• **Stored entries**:
◇ ◇ ◇ ◇ ◇

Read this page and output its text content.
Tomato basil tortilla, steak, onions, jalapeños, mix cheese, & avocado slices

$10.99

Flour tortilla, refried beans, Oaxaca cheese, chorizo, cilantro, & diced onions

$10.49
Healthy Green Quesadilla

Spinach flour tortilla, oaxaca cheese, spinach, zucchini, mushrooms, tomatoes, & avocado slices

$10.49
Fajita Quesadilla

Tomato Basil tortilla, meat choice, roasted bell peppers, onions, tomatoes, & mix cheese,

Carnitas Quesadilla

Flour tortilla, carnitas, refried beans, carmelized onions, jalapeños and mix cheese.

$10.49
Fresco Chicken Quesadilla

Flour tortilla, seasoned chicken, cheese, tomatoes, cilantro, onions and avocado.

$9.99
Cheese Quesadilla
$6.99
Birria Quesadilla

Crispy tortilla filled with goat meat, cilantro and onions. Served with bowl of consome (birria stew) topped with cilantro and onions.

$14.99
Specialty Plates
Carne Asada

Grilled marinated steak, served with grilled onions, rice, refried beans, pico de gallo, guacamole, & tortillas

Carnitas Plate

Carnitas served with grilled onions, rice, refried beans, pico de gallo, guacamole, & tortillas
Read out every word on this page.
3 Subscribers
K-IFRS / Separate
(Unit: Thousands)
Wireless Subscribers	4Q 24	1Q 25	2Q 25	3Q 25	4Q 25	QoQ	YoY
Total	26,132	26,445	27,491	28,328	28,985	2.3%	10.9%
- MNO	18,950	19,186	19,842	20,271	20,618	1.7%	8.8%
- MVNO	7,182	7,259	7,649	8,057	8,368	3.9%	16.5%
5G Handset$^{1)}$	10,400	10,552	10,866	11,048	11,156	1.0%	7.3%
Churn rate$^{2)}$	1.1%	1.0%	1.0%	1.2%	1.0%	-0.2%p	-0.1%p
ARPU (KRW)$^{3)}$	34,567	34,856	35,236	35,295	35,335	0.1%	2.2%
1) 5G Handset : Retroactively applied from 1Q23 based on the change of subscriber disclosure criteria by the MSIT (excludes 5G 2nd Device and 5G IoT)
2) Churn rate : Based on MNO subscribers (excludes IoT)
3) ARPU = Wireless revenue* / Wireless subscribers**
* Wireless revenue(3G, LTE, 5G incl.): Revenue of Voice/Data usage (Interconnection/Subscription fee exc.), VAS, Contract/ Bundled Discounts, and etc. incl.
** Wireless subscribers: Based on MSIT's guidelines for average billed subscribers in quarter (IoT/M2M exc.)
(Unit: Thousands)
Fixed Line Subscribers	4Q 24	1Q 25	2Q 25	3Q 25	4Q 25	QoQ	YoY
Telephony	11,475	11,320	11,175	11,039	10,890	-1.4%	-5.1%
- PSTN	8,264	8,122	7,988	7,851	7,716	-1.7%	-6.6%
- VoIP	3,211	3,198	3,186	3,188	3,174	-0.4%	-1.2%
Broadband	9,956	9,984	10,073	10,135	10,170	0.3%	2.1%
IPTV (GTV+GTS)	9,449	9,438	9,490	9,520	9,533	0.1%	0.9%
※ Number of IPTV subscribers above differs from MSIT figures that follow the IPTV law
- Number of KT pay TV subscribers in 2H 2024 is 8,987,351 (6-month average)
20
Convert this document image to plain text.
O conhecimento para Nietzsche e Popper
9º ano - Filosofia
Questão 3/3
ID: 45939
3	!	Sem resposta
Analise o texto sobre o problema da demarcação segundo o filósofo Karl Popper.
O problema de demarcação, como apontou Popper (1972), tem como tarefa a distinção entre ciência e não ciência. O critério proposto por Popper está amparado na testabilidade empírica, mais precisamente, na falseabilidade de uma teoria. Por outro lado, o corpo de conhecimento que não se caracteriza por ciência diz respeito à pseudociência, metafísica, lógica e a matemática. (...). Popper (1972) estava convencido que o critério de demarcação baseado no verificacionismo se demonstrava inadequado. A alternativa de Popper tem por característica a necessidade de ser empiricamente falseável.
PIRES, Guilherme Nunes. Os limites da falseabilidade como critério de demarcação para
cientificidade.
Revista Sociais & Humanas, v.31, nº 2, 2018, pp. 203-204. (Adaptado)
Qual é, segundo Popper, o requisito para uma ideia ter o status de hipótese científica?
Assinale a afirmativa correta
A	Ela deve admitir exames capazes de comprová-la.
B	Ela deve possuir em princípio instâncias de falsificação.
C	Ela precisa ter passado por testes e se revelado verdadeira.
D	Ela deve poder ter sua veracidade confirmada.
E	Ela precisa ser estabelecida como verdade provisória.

◇ ◇ ◇ ◇ ◇

• **SHORT TASK**:
Which lines contain the word "Handset"? Copy each of them.

• **RIGHT ANSWER**:
5G Handset$^{1)}$	10,400	10,552	10,866	11,048	11,156	1.0%	7.3%
1) 5G Handset : Retroactively applied from 1Q23 based on the change of subscriber disclosure criteria by the MSIT (excludes 5G 2nd Device and 5G IoT)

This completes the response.